» **Instructions**
1) In the journal text, what two ingredients does the writer say they are adding to the squash soup on Friday, October 10?
2) Reproduce the journal text starting at "Oh. It’s too" and ending at "but it’s too much.", but switch "spoonful" to "sip".

» **Study text**
──────────

Friday, October 10, 2014

Betty and I took Val for his walk. Then I repaired home to make the squash soup with a little onion. I am adding sherry and cream. Can hardly wait. If mom doesn’t want any, I am sure I will find enough room.

Off to take Valentino on our 1.5-mile hike. I think he looks for Lucy while we’re out there. He stops and looks to the right and then the left. Maybe we shouldn’t anthropomorphize our animals, but I would like to think that Val loved Lucy and that he misses her as much as I do.

My friend Mia suggested I put the pineapple light back in mom’s room. Just keep trying, she said. I did, and she was right. Ah, much-needed wisdom from a friend.

Cooking Day

Thursday, October 9, 2014

Busy morning: Walked Valentino, fed him, prepared mom’s breakfast dish, then dashed off to bring my car in for an oil change and inspection. Stopped off at the bank on the way home, finished a project, washed the fence where I had cut the roses back, took Val on a 1.5-mile hike, then dashed off again—this time to pick up my organic food order at Rodale: more kale, more beets, more onions, loads more potatoes and peppers, winter squash, and apples. I think that’s about it. So before I dashed for a third time to meet Carol and Carol at the local pizzeria (our Thursday night haunt), I did some food prep: cleaned kale, made applesauce, roasted beets, and baked the winter squash. Fourth dash—walked Valentino. Then off to meet Carol and Carol. Had a great night—we were joined by Mark and Martha. Then back home to finish the kale and potato soup and peel and slice the beets. Also sautéed beet greens with onion and garlic. The rest will have to wait till morning.

Before I left to meet Carol and Carol, I fed mom my organic roasted pumpkin soup. Took a while to roast the pumpkin. Pureed it with herbs from the garden, sautéed onions (have to use them up before they go bad) and added a little cream. It went like this:

I’ve never had this before.

It’s delicious, mom. You’ll love it.

I can’t eat it all. It’s too much. Here, you have some.

Mom, you didn’t even taste it. Try it. I roasted the pumpkin myself.

Oh. It’s too hot.

Well, wait a bit.

Here have some.

No, mom. Try it yourself. You’ll love it. I know you will. (Mom took a spoonful.)

It’s good, but it’s too much.

Well, just eat what you can. I am off to meet Carol and Carol. 

And so it went and so it goes. Tomorrow, I will finish the cooking!

Making Life Easier

Wednesday, October 8, 2014

The pineapple light doesn’t work. I found it in my office yesterday morning, the cord neatly wrapped around its base. I figured Rob had put it there. Indeed he had. Mom had protested that she didn’t want the lamp in her room and made him “get rid of it”—so much for my valiant effort to help her overcome fear of the dark. Apparently, lights also spook mom. There’s no telling.

──────────

» **Listed entries**
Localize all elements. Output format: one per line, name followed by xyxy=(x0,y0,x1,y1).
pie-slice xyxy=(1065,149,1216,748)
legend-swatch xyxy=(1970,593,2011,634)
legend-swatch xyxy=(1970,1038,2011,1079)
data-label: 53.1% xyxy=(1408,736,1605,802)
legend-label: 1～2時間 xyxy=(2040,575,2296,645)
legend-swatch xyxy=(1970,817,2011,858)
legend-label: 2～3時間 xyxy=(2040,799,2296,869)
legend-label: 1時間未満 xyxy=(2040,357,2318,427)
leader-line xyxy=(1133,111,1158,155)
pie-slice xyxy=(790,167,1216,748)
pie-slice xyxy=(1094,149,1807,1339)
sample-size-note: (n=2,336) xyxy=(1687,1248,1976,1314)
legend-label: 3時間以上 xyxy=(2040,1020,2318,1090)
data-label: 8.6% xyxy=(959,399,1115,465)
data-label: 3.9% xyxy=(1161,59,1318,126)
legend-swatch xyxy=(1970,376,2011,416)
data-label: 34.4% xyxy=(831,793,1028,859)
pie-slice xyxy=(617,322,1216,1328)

──────────

» **Responses by task**
1) Sherry and cream.

2)
Oh. It’s too hot.

Well, wait a bit.

Here have some.

No, mom. Try it yourself. You’ll love it. I know you will. (Mom took a sip.)

It’s good, but it’s too much.